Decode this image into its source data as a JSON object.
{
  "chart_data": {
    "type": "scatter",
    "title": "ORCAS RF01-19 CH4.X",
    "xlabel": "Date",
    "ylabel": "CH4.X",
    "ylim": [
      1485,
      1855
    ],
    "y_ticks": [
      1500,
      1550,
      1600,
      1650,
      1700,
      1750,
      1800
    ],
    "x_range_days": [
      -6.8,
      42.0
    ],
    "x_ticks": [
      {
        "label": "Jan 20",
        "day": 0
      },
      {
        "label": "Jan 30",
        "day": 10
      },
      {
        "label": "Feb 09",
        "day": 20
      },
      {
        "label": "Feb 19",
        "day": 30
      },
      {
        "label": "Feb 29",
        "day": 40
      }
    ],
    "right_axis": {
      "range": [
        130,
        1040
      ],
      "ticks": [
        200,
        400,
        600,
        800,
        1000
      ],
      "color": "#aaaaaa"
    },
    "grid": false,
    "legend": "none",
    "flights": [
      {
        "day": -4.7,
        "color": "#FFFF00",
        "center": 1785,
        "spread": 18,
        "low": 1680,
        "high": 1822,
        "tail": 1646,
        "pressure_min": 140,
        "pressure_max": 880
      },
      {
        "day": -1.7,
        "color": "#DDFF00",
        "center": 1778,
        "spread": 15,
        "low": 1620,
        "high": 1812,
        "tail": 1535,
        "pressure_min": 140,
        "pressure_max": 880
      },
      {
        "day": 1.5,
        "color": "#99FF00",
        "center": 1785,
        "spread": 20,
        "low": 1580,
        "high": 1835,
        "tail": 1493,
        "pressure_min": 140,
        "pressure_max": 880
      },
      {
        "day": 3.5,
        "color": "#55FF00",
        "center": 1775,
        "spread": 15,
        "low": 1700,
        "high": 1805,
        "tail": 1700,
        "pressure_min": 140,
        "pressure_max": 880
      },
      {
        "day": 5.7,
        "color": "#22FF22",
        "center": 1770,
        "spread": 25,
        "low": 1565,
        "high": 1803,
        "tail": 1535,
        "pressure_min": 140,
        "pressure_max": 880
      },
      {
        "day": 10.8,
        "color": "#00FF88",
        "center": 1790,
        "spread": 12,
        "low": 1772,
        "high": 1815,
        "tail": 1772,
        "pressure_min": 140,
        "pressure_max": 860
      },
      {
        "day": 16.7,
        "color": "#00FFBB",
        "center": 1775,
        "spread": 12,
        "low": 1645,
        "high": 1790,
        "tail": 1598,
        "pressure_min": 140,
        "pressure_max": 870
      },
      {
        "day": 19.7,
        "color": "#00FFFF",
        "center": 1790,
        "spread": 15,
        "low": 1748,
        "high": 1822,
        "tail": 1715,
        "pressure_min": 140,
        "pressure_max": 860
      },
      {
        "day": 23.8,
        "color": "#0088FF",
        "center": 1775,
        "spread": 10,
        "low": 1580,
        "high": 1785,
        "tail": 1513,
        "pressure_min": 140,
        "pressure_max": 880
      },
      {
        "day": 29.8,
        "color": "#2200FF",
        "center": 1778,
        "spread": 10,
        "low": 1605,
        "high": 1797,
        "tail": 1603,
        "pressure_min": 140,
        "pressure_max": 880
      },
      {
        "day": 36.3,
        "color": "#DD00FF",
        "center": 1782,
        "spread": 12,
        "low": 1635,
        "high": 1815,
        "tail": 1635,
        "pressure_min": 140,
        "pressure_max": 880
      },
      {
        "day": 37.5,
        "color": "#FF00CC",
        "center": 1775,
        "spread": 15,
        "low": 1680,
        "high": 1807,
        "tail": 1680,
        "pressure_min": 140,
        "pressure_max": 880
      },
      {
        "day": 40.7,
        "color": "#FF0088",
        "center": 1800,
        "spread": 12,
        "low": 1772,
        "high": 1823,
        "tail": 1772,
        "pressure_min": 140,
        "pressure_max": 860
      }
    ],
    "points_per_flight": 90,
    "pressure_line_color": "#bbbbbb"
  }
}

**Description of the task:**
Copy all of the data. Keep every word exactly as it is.

**Result of this exercise:**
Decode this image into its source data as a JSON object.
{
  "chart_data": {
    "type": "scatter",
    "title": "ORCAS RF01-19 CH4.X",
    "xlabel": "Date",
    "ylabel": "CH4.X",
    "ylim": [
      1485,
      1855
    ],
    "y_ticks": [
      1500,
      1550,
      1600,
      1650,
      1700,
      1750,
      1800
    ],
    "x_range_days": [
      -6.8,
      42.0
    ],
    "x_ticks": [
      {
        "label": "Jan 20",
        "day": 0
      },
      {
        "label": "Jan 30",
        "day": 10
      },
      {
        "label": "Feb 09",
        "day": 20
      },
      {
        "label": "Feb 19",
        "day": 30
      },
      {
        "label": "Feb 29",
        "day": 40
      }
    ],
    "right_axis": {
      "range": [
        130,
        1040
      ],
      "ticks": [
        200,
        400,
        600,
        800,
        1000
      ],
      "color": "#aaaaaa"
    },
    "grid": false,
    "legend": "none",
    "flights": [
      {
        "day": -4.7,
        "color": "#FFFF00",
        "center": 1785,
        "spread": 18,
        "low": 1680,
        "high": 1822,
        "tail": 1646,
        "pressure_min": 140,
        "pressure_max": 880
      },
      {
        "day": -1.7,
        "color": "#DDFF00",
        "center": 1778,
        "spread": 15,
        "low": 1620,
        "high": 1812,
        "tail": 1535,
        "pressure_min": 140,
        "pressure_max": 880
      },
      {
        "day": 1.5,
        "color": "#99FF00",
        "center": 1785,
        "spread": 20,
        "low": 1580,
        "high": 1835,
        "tail": 1493,
        "pressure_min": 140,
        "pressure_max": 880
      },
      {
        "day": 3.5,
        "color": "#55FF00",
        "center": 1775,
        "spread": 15,
        "low": 1700,
        "high": 1805,
        "tail": 1700,
        "pressure_min": 140,
        "pressure_max": 880
      },
      {
        "day": 5.7,
        "color": "#22FF22",
        "center": 1770,
        "spread": 25,
        "low": 1565,
        "high": 1803,
        "tail": 1535,
        "pressure_min": 140,
        "pressure_max": 880
      },
      {
        "day": 10.8,
        "color": "#00FF88",
        "center": 1790,
        "spread": 12,
        "low": 1772,
        "high": 1815,
        "tail": 1772,
        "pressure_min": 140,
        "pressure_max": 860
      },
      {
        "day": 16.7,
        "color": "#00FFBB",
        "center": 1775,
        "spread": 12,
        "low": 1645,
        "high": 1790,
        "tail": 1598,
        "pressure_min": 140,
        "pressure_max": 870
      },
      {
        "day": 19.7,
        "color": "#00FFFF",
        "center": 1790,
        "spread": 15,
        "low": 1748,
        "high": 1822,
        "tail": 1715,
        "pressure_min": 140,
        "pressure_max": 860
      },
      {
        "day": 23.8,
        "color": "#0088FF",
        "center": 1775,
        "spread": 10,
        "low": 1580,
        "high": 1785,
        "tail": 1513,
        "pressure_min": 140,
        "pressure_max": 880
      },
      {
        "day": 29.8,
        "color": "#2200FF",
        "center": 1778,
        "spread": 10,
        "low": 1605,
        "high": 1797,
        "tail": 1603,
        "pressure_min": 140,
        "pressure_max": 880
      },
      {
        "day": 36.3,
        "color": "#DD00FF",
        "center": 1782,
        "spread": 12,
        "low": 1635,
        "high": 1815,
        "tail": 1635,
        "pressure_min": 140,
        "pressure_max": 880
      },
      {
        "day": 37.5,
        "color": "#FF00CC",
        "center": 1775,
        "spread": 15,
        "low": 1680,
        "high": 1807,
        "tail": 1680,
        "pressure_min": 140,
        "pressure_max": 880
      },
      {
        "day": 40.7,
        "color": "#FF0088",
        "center": 1800,
        "spread": 12,
        "low": 1772,
        "high": 1823,
        "tail": 1772,
        "pressure_min": 140,
        "pressure_max": 860
      }
    ],
    "points_per_flight": 90,
    "pressure_line_color": "#bbbbbb"
  }
}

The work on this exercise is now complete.